» The request:
Write out every line of the material exactly as it appears.

— start of Dataset entries —

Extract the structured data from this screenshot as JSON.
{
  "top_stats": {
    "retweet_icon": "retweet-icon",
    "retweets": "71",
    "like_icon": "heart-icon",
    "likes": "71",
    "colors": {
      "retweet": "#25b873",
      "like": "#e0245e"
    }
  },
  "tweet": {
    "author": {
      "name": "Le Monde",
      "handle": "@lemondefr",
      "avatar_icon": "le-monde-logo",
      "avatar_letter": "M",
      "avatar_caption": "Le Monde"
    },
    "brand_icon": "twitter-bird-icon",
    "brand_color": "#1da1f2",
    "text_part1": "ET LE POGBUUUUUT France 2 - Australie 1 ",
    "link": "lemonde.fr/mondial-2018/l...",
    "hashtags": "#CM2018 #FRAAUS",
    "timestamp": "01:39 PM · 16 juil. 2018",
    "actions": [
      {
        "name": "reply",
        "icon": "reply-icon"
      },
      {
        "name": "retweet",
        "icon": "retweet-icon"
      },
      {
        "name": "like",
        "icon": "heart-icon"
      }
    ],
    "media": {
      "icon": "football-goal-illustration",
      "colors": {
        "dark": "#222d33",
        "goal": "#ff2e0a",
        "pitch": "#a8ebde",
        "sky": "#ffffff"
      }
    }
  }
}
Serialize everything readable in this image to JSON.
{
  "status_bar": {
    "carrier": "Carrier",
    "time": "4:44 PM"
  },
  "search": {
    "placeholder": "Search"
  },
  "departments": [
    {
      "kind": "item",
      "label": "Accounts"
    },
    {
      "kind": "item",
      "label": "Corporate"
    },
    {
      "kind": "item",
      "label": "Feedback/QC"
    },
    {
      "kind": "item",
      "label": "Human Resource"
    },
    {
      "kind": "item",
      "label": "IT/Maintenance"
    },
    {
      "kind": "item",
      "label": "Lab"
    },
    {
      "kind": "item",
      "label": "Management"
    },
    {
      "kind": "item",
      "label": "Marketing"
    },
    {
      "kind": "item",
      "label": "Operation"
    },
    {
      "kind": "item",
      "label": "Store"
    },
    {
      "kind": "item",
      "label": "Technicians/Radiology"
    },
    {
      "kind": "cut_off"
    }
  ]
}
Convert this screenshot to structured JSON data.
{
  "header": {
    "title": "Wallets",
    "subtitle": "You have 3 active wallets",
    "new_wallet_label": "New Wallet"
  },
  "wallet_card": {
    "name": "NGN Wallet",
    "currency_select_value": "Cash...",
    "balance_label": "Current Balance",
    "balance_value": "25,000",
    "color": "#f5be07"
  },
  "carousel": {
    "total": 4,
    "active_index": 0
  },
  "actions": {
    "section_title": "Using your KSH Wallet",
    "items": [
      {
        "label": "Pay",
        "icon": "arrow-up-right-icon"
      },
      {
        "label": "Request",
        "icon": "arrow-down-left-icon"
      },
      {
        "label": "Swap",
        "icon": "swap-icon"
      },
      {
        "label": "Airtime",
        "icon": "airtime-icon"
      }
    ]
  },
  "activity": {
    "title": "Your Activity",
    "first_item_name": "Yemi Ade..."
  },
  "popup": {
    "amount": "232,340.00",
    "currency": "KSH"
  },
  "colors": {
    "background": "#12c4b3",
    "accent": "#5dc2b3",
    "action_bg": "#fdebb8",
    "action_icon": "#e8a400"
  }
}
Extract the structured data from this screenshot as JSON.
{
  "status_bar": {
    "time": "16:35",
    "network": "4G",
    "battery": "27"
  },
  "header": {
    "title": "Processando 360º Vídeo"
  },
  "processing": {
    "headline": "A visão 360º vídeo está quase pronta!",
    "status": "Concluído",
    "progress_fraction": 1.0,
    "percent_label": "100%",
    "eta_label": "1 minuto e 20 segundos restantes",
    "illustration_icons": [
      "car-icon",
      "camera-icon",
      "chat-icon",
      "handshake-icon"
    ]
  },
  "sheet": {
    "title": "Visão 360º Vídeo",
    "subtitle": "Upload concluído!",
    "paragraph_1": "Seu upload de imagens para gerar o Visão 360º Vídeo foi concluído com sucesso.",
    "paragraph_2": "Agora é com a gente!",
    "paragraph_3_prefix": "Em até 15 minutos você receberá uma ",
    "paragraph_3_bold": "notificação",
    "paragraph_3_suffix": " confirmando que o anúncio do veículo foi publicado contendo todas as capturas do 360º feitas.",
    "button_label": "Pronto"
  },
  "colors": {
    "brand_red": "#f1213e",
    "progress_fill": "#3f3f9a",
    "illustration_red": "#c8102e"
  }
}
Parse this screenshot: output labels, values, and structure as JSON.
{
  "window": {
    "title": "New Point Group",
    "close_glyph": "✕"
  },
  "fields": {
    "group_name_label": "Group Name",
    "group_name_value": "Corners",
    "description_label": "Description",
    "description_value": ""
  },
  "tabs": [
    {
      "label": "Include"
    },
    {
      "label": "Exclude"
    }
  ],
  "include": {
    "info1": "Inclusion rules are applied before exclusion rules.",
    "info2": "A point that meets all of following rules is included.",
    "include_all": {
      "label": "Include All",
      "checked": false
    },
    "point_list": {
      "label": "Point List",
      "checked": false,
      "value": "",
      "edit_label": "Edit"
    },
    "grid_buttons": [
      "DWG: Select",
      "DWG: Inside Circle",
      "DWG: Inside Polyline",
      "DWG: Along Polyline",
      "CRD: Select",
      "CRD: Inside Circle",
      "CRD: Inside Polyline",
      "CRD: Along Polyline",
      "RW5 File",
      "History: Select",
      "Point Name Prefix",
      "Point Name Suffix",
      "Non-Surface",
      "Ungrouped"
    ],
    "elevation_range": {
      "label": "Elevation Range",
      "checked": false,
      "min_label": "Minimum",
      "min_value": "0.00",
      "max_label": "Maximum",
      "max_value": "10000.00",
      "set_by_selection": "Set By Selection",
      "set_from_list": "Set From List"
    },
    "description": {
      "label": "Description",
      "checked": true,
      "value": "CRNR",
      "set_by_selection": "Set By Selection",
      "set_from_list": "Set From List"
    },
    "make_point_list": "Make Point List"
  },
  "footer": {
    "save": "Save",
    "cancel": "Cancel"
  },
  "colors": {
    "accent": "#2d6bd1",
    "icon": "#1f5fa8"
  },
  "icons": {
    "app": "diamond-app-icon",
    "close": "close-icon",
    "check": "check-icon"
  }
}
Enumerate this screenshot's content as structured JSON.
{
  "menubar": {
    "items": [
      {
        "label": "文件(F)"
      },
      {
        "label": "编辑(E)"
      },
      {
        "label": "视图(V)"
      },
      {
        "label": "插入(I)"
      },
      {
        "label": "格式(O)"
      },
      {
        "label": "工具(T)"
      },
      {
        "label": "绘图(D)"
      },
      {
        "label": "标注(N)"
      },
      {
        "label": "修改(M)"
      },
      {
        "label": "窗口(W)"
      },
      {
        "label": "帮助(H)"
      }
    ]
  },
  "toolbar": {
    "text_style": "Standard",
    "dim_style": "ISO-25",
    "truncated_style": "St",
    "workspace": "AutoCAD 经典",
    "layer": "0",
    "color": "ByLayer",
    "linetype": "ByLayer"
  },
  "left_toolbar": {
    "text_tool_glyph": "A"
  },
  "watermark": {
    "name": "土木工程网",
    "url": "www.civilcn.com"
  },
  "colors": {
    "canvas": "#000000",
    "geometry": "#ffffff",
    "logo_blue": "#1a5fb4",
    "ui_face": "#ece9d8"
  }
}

— end of Dataset entries —

» Exercise result:
Extract the structured data from this screenshot as JSON.
{
  "top_stats": {
    "retweet_icon": "retweet-icon",
    "retweets": "71",
    "like_icon": "heart-icon",
    "likes": "71",
    "colors": {
      "retweet": "#25b873",
      "like": "#e0245e"
    }
  },
  "tweet": {
    "author": {
      "name": "Le Monde",
      "handle": "@lemondefr",
      "avatar_icon": "le-monde-logo",
      "avatar_letter": "M",
      "avatar_caption": "Le Monde"
    },
    "brand_icon": "twitter-bird-icon",
    "brand_color": "#1da1f2",
    "text_part1": "ET LE POGBUUUUUT France 2 - Australie 1 ",
    "link": "lemonde.fr/mondial-2018/l...",
    "hashtags": "#CM2018 #FRAAUS",
    "timestamp": "01:39 PM · 16 juil. 2018",
    "actions": [
      {
        "name": "reply",
        "icon": "reply-icon"
      },
      {
        "name": "retweet",
        "icon": "retweet-icon"
      },
      {
        "name": "like",
        "icon": "heart-icon"
      }
    ],
    "media": {
      "icon": "football-goal-illustration",
      "colors": {
        "dark": "#222d33",
        "goal": "#ff2e0a",
        "pitch": "#a8ebde",
        "sky": "#ffffff"
      }
    }
  }
}
Serialize everything readable in this image to JSON.
{
  "status_bar": {
    "carrier": "Carrier",
    "time": "4:44 PM"
  },
  "search": {
    "placeholder": "Search"
  },
  "departments": [
    {
      "kind": "item",
      "label": "Accounts"
    },
    {
      "kind": "item",
      "label": "Corporate"
    },
    {
      "kind": "item",
      "label": "Feedback/QC"
    },
    {
      "kind": "item",
      "label": "Human Resource"
    },
    {
      "kind": "item",
      "label": "IT/Maintenance"
    },
    {
      "kind": "item",
      "label": "Lab"
    },
    {
      "kind": "item",
      "label": "Management"
    },
    {
      "kind": "item",
      "label": "Marketing"
    },
    {
      "kind": "item",
      "label": "Operation"
    },
    {
      "kind": "item",
      "label": "Store"
    },
    {
      "kind": "item",
      "label": "Technicians/Radiology"
    },
    {
      "kind": "cut_off"
    }
  ]
}
Convert this screenshot to structured JSON data.
{
  "header": {
    "title": "Wallets",
    "subtitle": "You have 3 active wallets",
    "new_wallet_label": "New Wallet"
  },
  "wallet_card": {
    "name": "NGN Wallet",
    "currency_select_value": "Cash...",
    "balance_label": "Current Balance",
    "balance_value": "25,000",
    "color": "#f5be07"
  },
  "carousel": {
    "total": 4,
    "active_index": 0
  },
  "actions": {
    "section_title": "Using your KSH Wallet",
    "items": [
      {
        "label": "Pay",
        "icon": "arrow-up-right-icon"
      },
      {
        "label": "Request",
        "icon": "arrow-down-left-icon"
      },
      {
        "label": "Swap",
        "icon": "swap-icon"
      },
      {
        "label": "Airtime",
        "icon": "airtime-icon"
      }
    ]
  },
  "activity": {
    "title": "Your Activity",
    "first_item_name": "Yemi Ade..."
  },
  "popup": {
    "amount": "232,340.00",
    "currency": "KSH"
  },
  "colors": {
    "background": "#12c4b3",
    "accent": "#5dc2b3",
    "action_bg": "#fdebb8",
    "action_icon": "#e8a400"
  }
}
Extract the structured data from this screenshot as JSON.
{
  "status_bar": {
    "time": "16:35",
    "network": "4G",
    "battery": "27"
  },
  "header": {
    "title": "Processando 360º Vídeo"
  },
  "processing": {
    "headline": "A visão 360º vídeo está quase pronta!",
    "status": "Concluído",
    "progress_fraction": 1.0,
    "percent_label": "100%",
    "eta_label": "1 minuto e 20 segundos restantes",
    "illustration_icons": [
      "car-icon",
      "camera-icon",
      "chat-icon",
      "handshake-icon"
    ]
  },
  "sheet": {
    "title": "Visão 360º Vídeo",
    "subtitle": "Upload concluído!",
    "paragraph_1": "Seu upload de imagens para gerar o Visão 360º Vídeo foi concluído com sucesso.",
    "paragraph_2": "Agora é com a gente!",
    "paragraph_3_prefix": "Em até 15 minutos você receberá uma ",
    "paragraph_3_bold": "notificação",
    "paragraph_3_suffix": " confirmando que o anúncio do veículo foi publicado contendo todas as capturas do 360º feitas.",
    "button_label": "Pronto"
  },
  "colors": {
    "brand_red": "#f1213e",
    "progress_fill": "#3f3f9a",
    "illustration_red": "#c8102e"
  }
}
Parse this screenshot: output labels, values, and structure as JSON.
{
  "window": {
    "title": "New Point Group",
    "close_glyph": "✕"
  },
  "fields": {
    "group_name_label": "Group Name",
    "group_name_value": "Corners",
    "description_label": "Description",
    "description_value": ""
  },
  "tabs": [
    {
      "label": "Include"
    },
    {
      "label": "Exclude"
    }
  ],
  "include": {
    "info1": "Inclusion rules are applied before exclusion rules.",
    "info2": "A point that meets all of following rules is included.",
    "include_all": {
      "label": "Include All",
      "checked": false
    },
    "point_list": {
      "label": "Point List",
      "checked": false,
      "value": "",
      "edit_label": "Edit"
    },
    "grid_buttons": [
      "DWG: Select",
      "DWG: Inside Circle",
      "DWG: Inside Polyline",
      "DWG: Along Polyline",
      "CRD: Select",
      "CRD: Inside Circle",
      "CRD: Inside Polyline",
      "CRD: Along Polyline",
      "RW5 File",
      "History: Select",
      "Point Name Prefix",
      "Point Name Suffix",
      "Non-Surface",
      "Ungrouped"
    ],
    "elevation_range": {
      "label": "Elevation Range",
      "checked": false,
      "min_label": "Minimum",
      "min_value": "0.00",
      "max_label": "Maximum",
      "max_value": "10000.00",
      "set_by_selection": "Set By Selection",
      "set_from_list": "Set From List"
    },
    "description": {
      "label": "Description",
      "checked": true,
      "value": "CRNR",
      "set_by_selection": "Set By Selection",
      "set_from_list": "Set From List"
    },
    "make_point_list": "Make Point List"
  },
  "footer": {
    "save": "Save",
    "cancel": "Cancel"
  },
  "colors": {
    "accent": "#2d6bd1",
    "icon": "#1f5fa8"
  },
  "icons": {
    "app": "diamond-app-icon",
    "close": "close-icon",
    "check": "check-icon"
  }
}
Enumerate this screenshot's content as structured JSON.
{
  "menubar": {
    "items": [
      {
        "label": "文件(F)"
      },
      {
        "label": "编辑(E)"
      },
      {
        "label": "视图(V)"
      },
      {
        "label": "插入(I)"
      },
      {
        "label": "格式(O)"
      },
      {
        "label": "工具(T)"
      },
      {
        "label": "绘图(D)"
      },
      {
        "label": "标注(N)"
      },
      {
        "label": "修改(M)"
      },
      {
        "label": "窗口(W)"
      },
      {
        "label": "帮助(H)"
      }
    ]
  },
  "toolbar": {
    "text_style": "Standard",
    "dim_style": "ISO-25",
    "truncated_style": "St",
    "workspace": "AutoCAD 经典",
    "layer": "0",
    "color": "ByLayer",
    "linetype": "ByLayer"
  },
  "left_toolbar": {
    "text_tool_glyph": "A"
  },
  "watermark": {
    "name": "土木工程网",
    "url": "www.civilcn.com"
  },
  "colors": {
    "canvas": "#000000",
    "geometry": "#ffffff",
    "logo_blue": "#1a5fb4",
    "ui_face": "#ece9d8"
  }
}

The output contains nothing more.